SUPPLIED PASSAGE:
------------------------
In response to:

Sex, Lies, and Social Science from the April 20, 1995 issue

To the Editors:

Richard Lewontin’s comments on Edward Lauman, et al., The Social Organization of Sexuality [NYR, May 11, 1995] propose to shut off the study of sex in real life because it can only be studied through words, and people lie. His prime example is that men and women report different total numbers of heterosexual sex acts, sex partners, and the like. What is striking about this fact is that it pervades all social groups, all ideologies of what sex is for and who are legitimate partners, cohorts raised before and after the sexual revolution, and those in married and unmarried statuses.

The hypothesis that all these conditions produce sex differences of the same kind in the tendency to lie to sympathetic interviews is a deep and radical, and very unlikely, hypothesis. They lie in the same way regardless of what they think is right and defensible, of very different numbers of new partners, of different frequencies of sex, or of different marital status. What is reasonably clear then is that even the perception of a sex act is socially shaped, and genders define sex differently, so the basic argument of Lauman et al. extends even to Lewontin’s criticisms.
------------------------
ROWS:

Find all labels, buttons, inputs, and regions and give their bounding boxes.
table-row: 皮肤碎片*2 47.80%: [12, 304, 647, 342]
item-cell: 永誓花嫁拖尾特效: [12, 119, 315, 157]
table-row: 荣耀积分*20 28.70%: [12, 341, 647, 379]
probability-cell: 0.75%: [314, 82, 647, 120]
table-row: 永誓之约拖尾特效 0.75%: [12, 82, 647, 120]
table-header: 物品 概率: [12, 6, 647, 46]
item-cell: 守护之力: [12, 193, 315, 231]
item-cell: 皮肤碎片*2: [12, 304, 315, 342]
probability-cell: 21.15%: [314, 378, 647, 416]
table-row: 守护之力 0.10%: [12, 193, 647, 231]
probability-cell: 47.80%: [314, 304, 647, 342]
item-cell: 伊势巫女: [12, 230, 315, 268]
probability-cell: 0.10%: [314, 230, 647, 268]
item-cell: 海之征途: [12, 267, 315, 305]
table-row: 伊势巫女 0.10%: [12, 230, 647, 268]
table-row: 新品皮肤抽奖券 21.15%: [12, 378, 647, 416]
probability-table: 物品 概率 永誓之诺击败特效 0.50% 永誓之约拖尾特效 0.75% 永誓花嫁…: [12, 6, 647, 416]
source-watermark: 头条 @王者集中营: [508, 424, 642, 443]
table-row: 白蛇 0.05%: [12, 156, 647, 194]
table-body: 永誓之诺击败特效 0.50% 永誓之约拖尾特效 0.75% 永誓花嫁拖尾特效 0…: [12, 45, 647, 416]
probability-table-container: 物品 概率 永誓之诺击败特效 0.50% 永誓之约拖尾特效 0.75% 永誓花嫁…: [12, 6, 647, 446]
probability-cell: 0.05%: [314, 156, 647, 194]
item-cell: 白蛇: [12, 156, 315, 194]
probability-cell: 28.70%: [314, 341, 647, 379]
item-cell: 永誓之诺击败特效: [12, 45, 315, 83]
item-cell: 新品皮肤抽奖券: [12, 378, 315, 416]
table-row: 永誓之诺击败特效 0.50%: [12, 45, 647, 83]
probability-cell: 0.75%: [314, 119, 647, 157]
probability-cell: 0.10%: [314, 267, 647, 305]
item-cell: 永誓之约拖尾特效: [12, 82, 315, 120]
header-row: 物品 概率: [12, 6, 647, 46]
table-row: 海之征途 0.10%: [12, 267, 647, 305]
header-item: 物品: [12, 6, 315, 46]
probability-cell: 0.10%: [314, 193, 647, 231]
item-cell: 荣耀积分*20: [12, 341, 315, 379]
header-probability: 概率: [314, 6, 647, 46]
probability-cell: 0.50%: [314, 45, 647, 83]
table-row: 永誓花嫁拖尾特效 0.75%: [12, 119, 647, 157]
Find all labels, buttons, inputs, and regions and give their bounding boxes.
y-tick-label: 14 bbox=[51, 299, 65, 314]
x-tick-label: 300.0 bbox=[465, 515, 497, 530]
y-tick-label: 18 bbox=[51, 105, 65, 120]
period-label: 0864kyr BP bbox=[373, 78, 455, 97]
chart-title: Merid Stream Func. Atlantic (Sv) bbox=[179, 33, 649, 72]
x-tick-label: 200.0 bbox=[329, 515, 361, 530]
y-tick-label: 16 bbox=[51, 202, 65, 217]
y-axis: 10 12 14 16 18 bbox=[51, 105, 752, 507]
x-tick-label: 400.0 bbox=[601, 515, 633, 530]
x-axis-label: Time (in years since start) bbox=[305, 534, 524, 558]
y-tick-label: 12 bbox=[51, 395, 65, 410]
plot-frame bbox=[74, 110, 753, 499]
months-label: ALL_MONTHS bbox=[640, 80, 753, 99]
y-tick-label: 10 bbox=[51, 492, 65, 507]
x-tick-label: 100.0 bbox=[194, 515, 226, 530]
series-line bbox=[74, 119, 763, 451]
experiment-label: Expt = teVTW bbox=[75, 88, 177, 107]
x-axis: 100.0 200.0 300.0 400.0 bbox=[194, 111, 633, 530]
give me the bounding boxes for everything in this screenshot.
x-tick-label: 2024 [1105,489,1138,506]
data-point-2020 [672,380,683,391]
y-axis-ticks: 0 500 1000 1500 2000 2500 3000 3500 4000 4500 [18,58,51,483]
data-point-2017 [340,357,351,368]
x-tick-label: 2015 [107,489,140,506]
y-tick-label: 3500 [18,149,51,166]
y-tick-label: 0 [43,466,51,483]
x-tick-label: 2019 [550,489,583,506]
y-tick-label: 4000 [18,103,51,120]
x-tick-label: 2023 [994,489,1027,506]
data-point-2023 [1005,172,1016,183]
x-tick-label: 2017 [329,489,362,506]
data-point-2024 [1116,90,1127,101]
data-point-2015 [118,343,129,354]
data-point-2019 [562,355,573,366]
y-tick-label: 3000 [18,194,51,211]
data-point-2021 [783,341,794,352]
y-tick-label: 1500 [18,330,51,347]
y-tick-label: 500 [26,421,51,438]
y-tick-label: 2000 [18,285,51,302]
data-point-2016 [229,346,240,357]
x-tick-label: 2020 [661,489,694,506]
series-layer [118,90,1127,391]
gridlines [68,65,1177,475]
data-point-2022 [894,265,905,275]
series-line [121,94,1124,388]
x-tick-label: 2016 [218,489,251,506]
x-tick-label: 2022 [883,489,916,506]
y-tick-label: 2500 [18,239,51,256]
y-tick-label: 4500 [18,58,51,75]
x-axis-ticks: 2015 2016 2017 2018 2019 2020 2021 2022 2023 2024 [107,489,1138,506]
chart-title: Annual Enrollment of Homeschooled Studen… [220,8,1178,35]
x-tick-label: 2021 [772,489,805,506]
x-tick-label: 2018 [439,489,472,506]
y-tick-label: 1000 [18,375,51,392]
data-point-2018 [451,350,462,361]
------------------------
SHORT EXERCISE 1: What does the letter name as Lewontin's prime example?
SHORT EXERCISE 2: Reproduce the letter between "Sex, Lies, and" and "and unmarried statuses.", inclusive.
The rows are separate material from the letter.

WRITTEN RESPONSE 1: Men and women report different total numbers of heterosexual sex acts, sex partners, and the like.

WRITTEN RESPONSE 2:
Sex, Lies, and Social Science from the April 20, 1995 issue

To the Editors:

Richard Lewontin’s comments on Edward Lauman, et al., The Social Organization of Sexuality [NYR, May 11, 1995] propose to shut off the study of sex in real life because it can only be studied through words, and people lie. His prime example is that men and women report different total numbers of heterosexual sex acts, sex partners, and the like. What is striking about this fact is that it pervades all social groups, all ideologies of what sex is for and who are legitimate partners, cohorts raised before and after the sexual revolution, and those in married and unmarried statuses.